▸ Written instruction
Which lines contain the word "Dollar"? Return each of them as written.

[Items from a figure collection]
--------------------------------

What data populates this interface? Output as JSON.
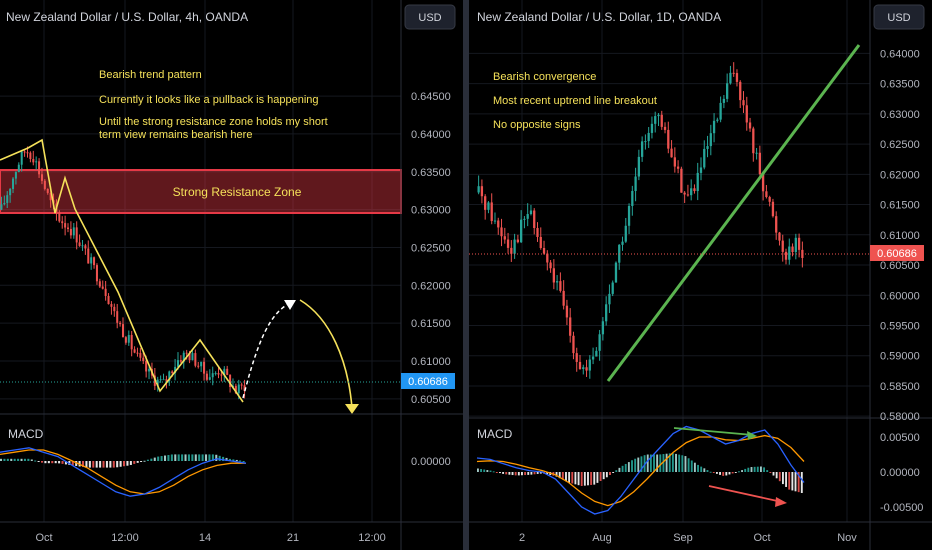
{
  "chart_data": [
    {
      "type": "candlestick",
      "title": "New Zealand Dollar / U.S. Dollar, 4h, OANDA",
      "currency_button": "USD",
      "price_ticks": [
        "0.64500",
        "0.64000",
        "0.63500",
        "0.63000",
        "0.62500",
        "0.62000",
        "0.61500",
        "0.61000",
        "0.60500"
      ],
      "last_price": "0.60686",
      "time_ticks": [
        "Oct",
        "12:00",
        "14",
        "21",
        "12:00"
      ],
      "annotations": [
        "Bearish trend pattern",
        "Currently it looks like a pullback is happening",
        "Until the strong resistance zone holds my short",
        "term view remains bearish here"
      ],
      "zone_label": "Strong Resistance Zone",
      "zone_range": [
        0.6272,
        0.6319
      ],
      "ylim": [
        0.603,
        0.6495
      ],
      "price_path": [
        0.63,
        0.633,
        0.636,
        0.638,
        0.637,
        0.634,
        0.631,
        0.629,
        0.628,
        0.627,
        0.625,
        0.623,
        0.621,
        0.619,
        0.616,
        0.614,
        0.612,
        0.61,
        0.6085,
        0.6075,
        0.607,
        0.609,
        0.6105,
        0.611,
        0.61,
        0.6085,
        0.608,
        0.609,
        0.6075,
        0.606,
        0.6068
      ],
      "indicator": {
        "name": "MACD",
        "ticks": [
          "0.00000"
        ],
        "macd": [
          0.0004,
          0.0005,
          0.0006,
          0.0004,
          0.0002,
          -0.0002,
          -0.0006,
          -0.001,
          -0.0014,
          -0.0016,
          -0.0015,
          -0.0012,
          -0.0008,
          -0.0004,
          -0.0001,
          0.0001,
          0.0,
          -0.0001
        ],
        "signal": [
          0.0003,
          0.0004,
          0.0005,
          0.0005,
          0.0003,
          0.0,
          -0.0003,
          -0.0007,
          -0.0011,
          -0.0014,
          -0.0015,
          -0.0014,
          -0.0011,
          -0.0007,
          -0.0004,
          -0.0002,
          -0.0001,
          -0.0001
        ],
        "histogram": [
          0.0001,
          0.0001,
          0.0001,
          -0.0001,
          -0.0001,
          -0.0002,
          -0.0003,
          -0.0003,
          -0.0003,
          -0.0002,
          0.0,
          0.0002,
          0.0003,
          0.0003,
          0.0003,
          0.0003,
          0.0001,
          0.0
        ]
      }
    },
    {
      "type": "candlestick",
      "title": "New Zealand Dollar / U.S. Dollar, 1D, OANDA",
      "currency_button": "USD",
      "price_ticks": [
        "0.64000",
        "0.63500",
        "0.63000",
        "0.62500",
        "0.62000",
        "0.61500",
        "0.61000",
        "0.60500",
        "0.60000",
        "0.59500",
        "0.59000",
        "0.58500",
        "0.58000"
      ],
      "last_price": "0.60686",
      "time_ticks": [
        "2",
        "Aug",
        "Sep",
        "Oct",
        "Nov"
      ],
      "annotations": [
        "Bearish convergence",
        "Most recent uptrend line breakout",
        "No opposite signs"
      ],
      "ylim": [
        0.5797,
        0.6442
      ],
      "price_path": [
        0.617,
        0.615,
        0.612,
        0.61,
        0.608,
        0.611,
        0.614,
        0.61,
        0.606,
        0.603,
        0.599,
        0.594,
        0.589,
        0.587,
        0.59,
        0.596,
        0.602,
        0.608,
        0.613,
        0.62,
        0.626,
        0.63,
        0.628,
        0.624,
        0.62,
        0.616,
        0.618,
        0.622,
        0.626,
        0.63,
        0.635,
        0.637,
        0.63,
        0.625,
        0.62,
        0.615,
        0.61,
        0.607,
        0.609,
        0.6068
      ],
      "indicator": {
        "name": "MACD",
        "ticks": [
          "0.00500",
          "0.00000",
          "-0.00500"
        ],
        "macd": [
          0.002,
          0.0018,
          0.0012,
          0.0006,
          0.0002,
          0.0,
          -0.001,
          -0.003,
          -0.005,
          -0.006,
          -0.0055,
          -0.0035,
          -0.001,
          0.0015,
          0.0035,
          0.0055,
          0.0065,
          0.006,
          0.005,
          0.004,
          0.0045,
          0.0055,
          0.006,
          0.004,
          0.001,
          -0.0015
        ],
        "signal": [
          0.0015,
          0.0016,
          0.0015,
          0.0011,
          0.0006,
          0.0002,
          -0.0004,
          -0.0015,
          -0.003,
          -0.0042,
          -0.0048,
          -0.0042,
          -0.0028,
          -0.001,
          0.001,
          0.0028,
          0.0042,
          0.005,
          0.005,
          0.0046,
          0.0045,
          0.0048,
          0.0052,
          0.0048,
          0.0035,
          0.0015
        ],
        "histogram": [
          0.0005,
          0.0002,
          -0.0003,
          -0.0005,
          -0.0004,
          -0.0002,
          -0.0006,
          -0.0015,
          -0.002,
          -0.0018,
          -0.0007,
          0.0007,
          0.0018,
          0.0025,
          0.0025,
          0.0027,
          0.0023,
          0.001,
          0.0,
          -0.0006,
          0.0,
          0.0007,
          0.0008,
          -0.0008,
          -0.0025,
          -0.003
        ]
      }
    }
  ],
  "colors": {
    "up": "#26a69a",
    "down": "#ef5350",
    "annotation": "#f5e15a",
    "zone": "#e53946",
    "trendline": "#5bb450",
    "macd": "#2962ff",
    "signal": "#ff9800",
    "price_badge": "#ef5350",
    "price_badge_left": "#2196f3"
  }
}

--------------------------------

▸ Problem solution
      "title": "New Zealand Dollar / U.S. Dollar, 4h, OANDA",
      "title": "New Zealand Dollar / U.S. Dollar, 1D, OANDA",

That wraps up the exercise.